● Job:
Count every line in the following entries where the word "text" appears. Give the count alone.

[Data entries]
(begin)

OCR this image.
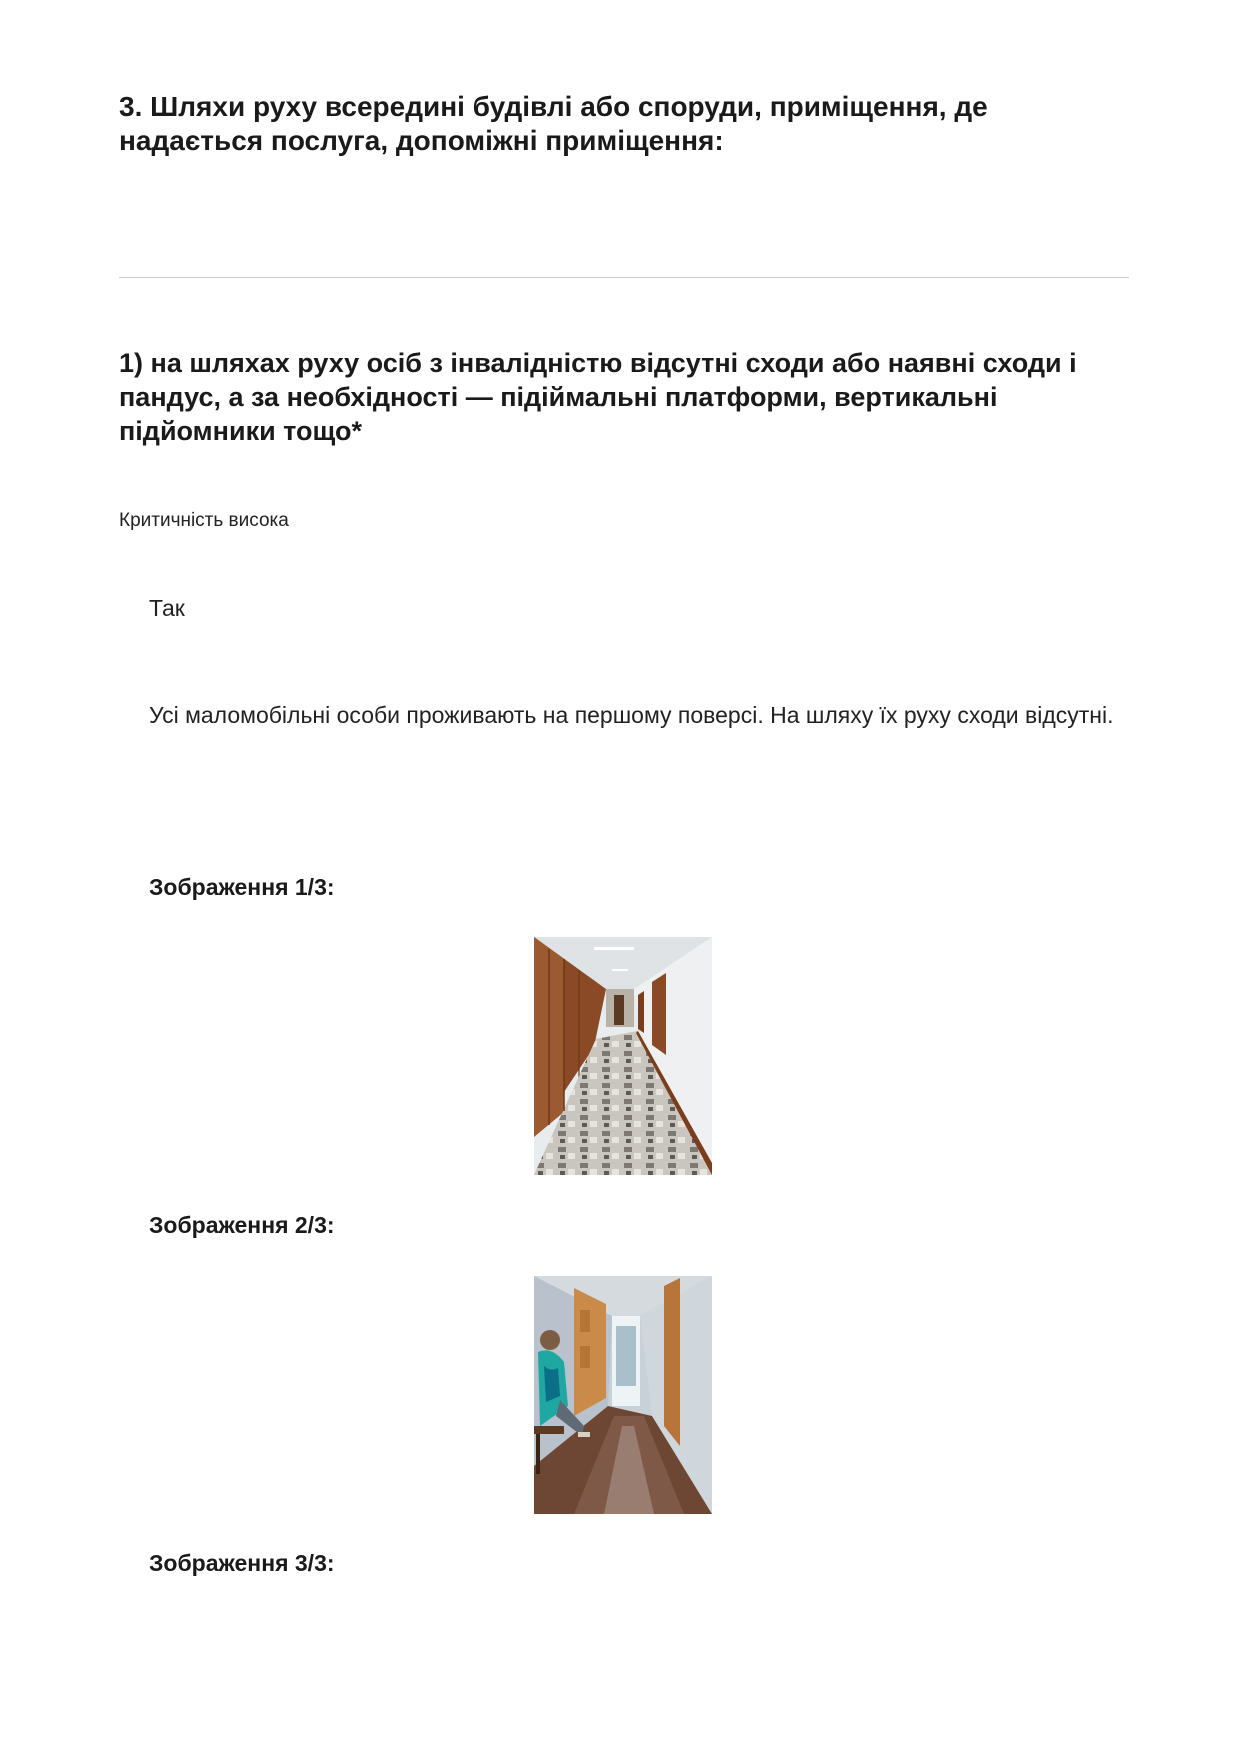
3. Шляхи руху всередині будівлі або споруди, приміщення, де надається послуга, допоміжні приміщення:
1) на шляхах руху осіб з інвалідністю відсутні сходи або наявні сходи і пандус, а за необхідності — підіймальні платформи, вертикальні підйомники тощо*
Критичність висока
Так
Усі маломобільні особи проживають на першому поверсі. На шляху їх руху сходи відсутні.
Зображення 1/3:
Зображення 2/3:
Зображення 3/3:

(end)
(begin)

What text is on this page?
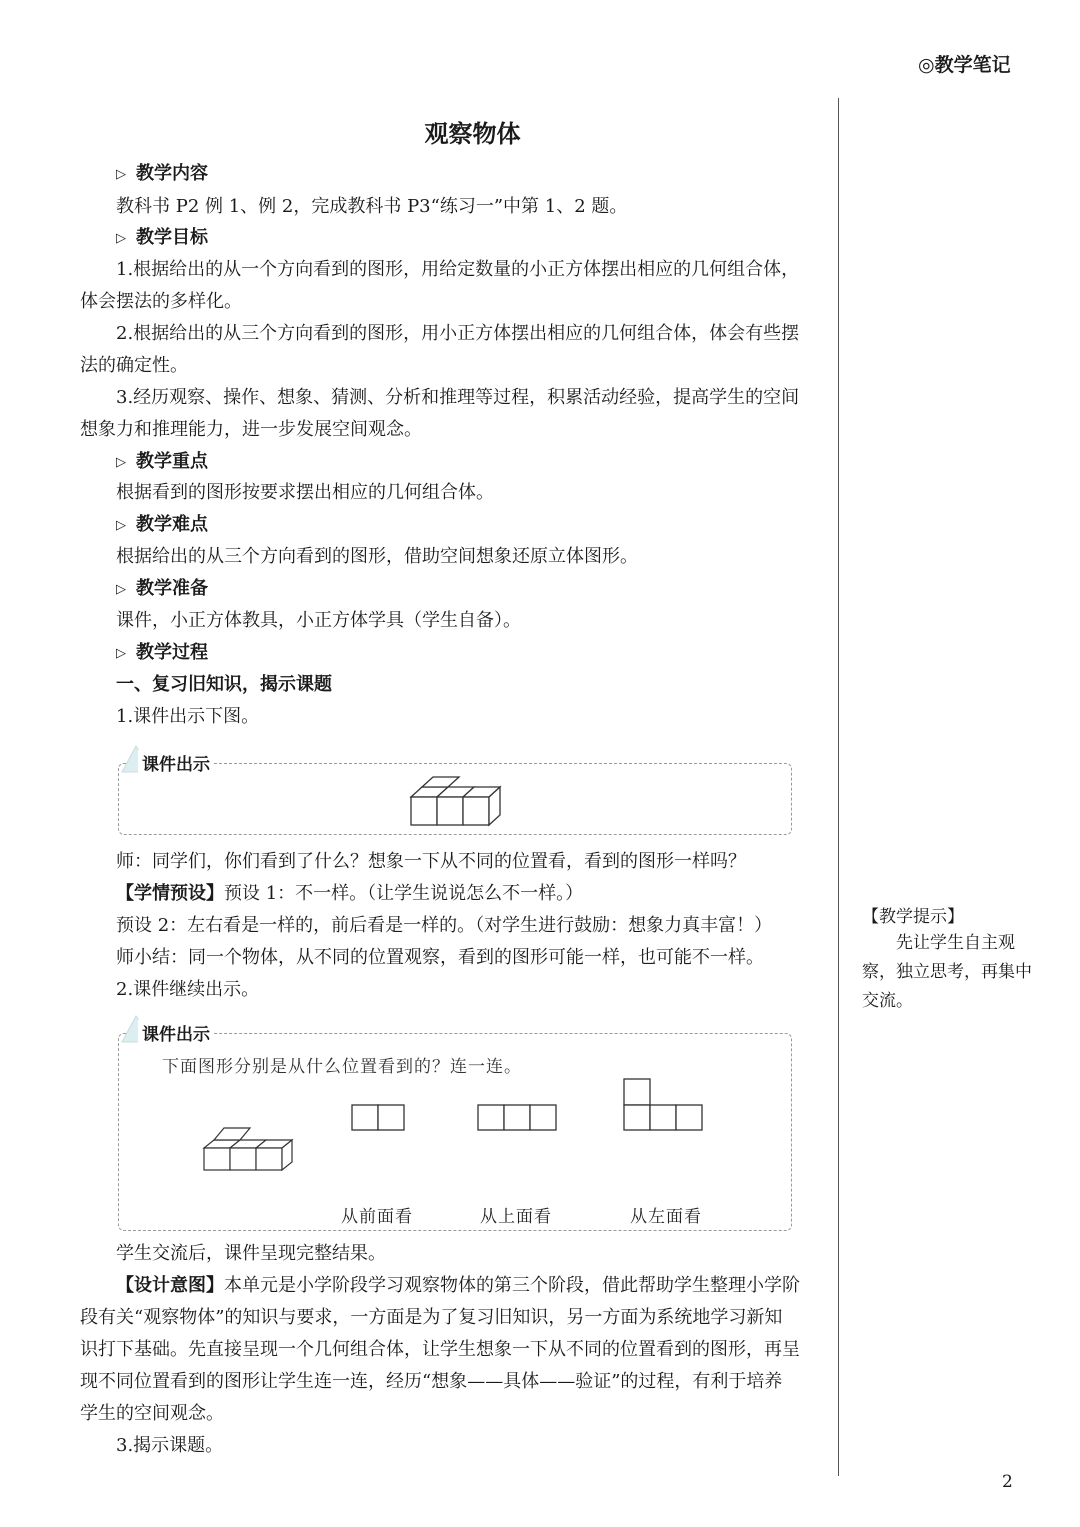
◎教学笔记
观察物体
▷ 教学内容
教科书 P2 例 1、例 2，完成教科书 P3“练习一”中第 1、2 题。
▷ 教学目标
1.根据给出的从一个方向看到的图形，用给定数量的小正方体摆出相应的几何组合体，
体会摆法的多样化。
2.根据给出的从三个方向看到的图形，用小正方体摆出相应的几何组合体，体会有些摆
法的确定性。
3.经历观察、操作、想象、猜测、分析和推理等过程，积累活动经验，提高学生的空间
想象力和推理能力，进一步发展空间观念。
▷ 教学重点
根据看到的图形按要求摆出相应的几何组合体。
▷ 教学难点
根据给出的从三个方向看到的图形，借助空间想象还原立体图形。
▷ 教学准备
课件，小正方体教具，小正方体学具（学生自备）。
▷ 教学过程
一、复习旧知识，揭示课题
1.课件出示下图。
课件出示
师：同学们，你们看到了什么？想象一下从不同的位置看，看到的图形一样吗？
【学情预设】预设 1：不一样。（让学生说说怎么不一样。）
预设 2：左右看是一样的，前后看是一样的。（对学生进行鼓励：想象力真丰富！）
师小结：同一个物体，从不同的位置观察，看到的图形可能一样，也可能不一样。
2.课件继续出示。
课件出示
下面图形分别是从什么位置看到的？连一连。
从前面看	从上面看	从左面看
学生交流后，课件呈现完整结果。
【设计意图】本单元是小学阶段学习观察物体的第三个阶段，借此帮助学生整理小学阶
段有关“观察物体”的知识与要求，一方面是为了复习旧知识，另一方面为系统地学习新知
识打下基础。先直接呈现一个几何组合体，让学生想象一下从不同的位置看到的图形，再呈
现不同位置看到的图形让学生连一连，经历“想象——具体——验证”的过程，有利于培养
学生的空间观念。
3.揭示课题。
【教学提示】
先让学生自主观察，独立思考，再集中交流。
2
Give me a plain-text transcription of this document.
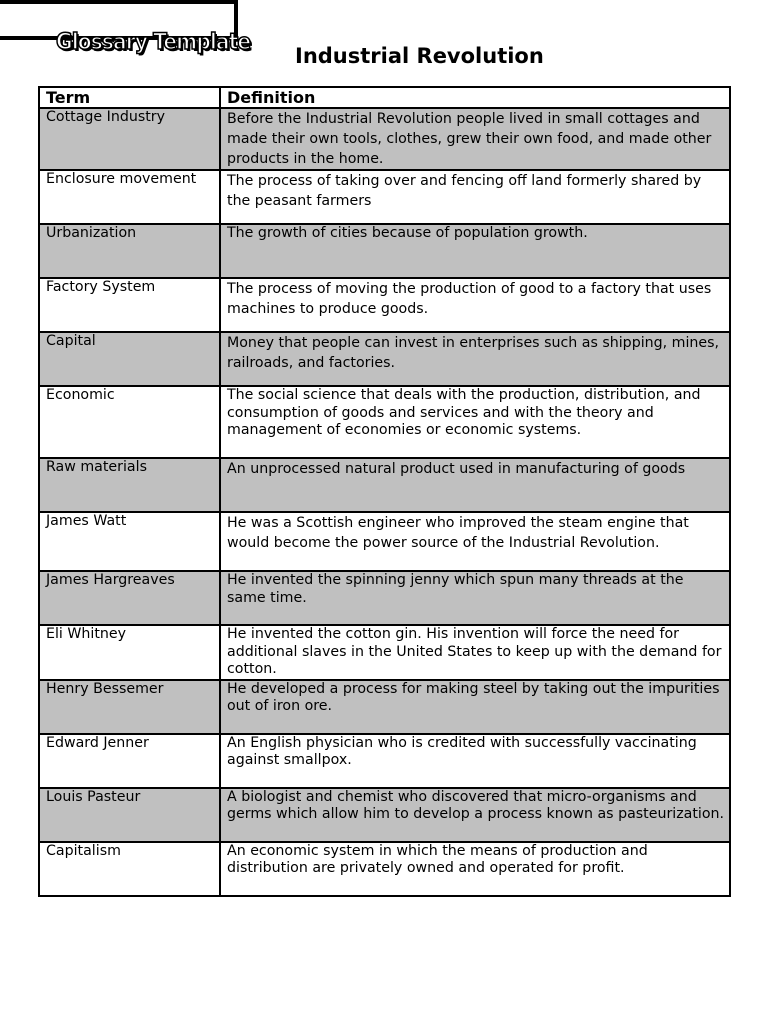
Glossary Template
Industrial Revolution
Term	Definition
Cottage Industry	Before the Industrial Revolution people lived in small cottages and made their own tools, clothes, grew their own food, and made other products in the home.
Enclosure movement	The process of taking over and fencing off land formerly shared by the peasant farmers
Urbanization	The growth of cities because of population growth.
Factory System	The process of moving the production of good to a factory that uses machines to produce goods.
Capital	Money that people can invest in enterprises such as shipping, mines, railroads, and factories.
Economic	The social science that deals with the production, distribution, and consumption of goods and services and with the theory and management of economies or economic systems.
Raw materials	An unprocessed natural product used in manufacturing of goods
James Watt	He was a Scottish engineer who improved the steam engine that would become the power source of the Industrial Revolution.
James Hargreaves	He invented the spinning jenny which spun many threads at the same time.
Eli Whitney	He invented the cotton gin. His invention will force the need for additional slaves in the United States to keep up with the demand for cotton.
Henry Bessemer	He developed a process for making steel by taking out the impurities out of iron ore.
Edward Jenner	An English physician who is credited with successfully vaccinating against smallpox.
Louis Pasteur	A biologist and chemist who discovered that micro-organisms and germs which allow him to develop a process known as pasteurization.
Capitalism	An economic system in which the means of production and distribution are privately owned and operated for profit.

(end)

● Task answer:
2